Task brief: Leaving nothing out, set down all the data exactly.

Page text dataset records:
======

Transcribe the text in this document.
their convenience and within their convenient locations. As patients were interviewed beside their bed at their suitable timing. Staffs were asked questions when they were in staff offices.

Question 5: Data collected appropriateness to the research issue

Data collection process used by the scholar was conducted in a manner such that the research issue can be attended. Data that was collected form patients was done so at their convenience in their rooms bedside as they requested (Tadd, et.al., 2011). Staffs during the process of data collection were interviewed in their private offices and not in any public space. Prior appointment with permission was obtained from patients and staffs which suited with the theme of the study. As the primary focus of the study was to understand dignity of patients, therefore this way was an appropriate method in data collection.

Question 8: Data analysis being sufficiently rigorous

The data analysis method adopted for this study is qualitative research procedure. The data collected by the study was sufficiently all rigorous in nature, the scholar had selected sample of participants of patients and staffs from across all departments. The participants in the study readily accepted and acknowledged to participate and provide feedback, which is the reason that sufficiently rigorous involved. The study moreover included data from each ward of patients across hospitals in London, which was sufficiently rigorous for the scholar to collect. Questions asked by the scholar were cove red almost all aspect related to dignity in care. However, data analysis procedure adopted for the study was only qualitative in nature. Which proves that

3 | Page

======

Solution:
Transcribe the text in this document.
their convenience and within their convenient locations. As patients were interviewed beside their bed at their suitable timing. Staffs were asked questions when they were in staff offices.

Question 5: Data collected appropriateness to the research issue

Data collection process used by the scholar was conducted in a manner such that the research issue can be attended. Data that was collected form patients was done so at their convenience in their rooms bedside as they requested (Tadd, et.al., 2011). Staffs during the process of data collection were interviewed in their private offices and not in any public space. Prior appointment with permission was obtained from patients and staffs which suited with the theme of the study. As the primary focus of the study was to understand dignity of patients, therefore this way was an appropriate method in data collection.

Question 8: Data analysis being sufficiently rigorous

The data analysis method adopted for this study is qualitative research procedure. The data collected by the study was sufficiently all rigorous in nature, the scholar had selected sample of participants of patients and staffs from across all departments. The participants in the study readily accepted and acknowledged to participate and provide feedback, which is the reason that sufficiently rigorous involved. The study moreover included data from each ward of patients across hospitals in London, which was sufficiently rigorous for the scholar to collect. Questions asked by the scholar were cove red almost all aspect related to dignity in care. However, data analysis procedure adopted for the study was only qualitative in nature. Which proves that

3 | Page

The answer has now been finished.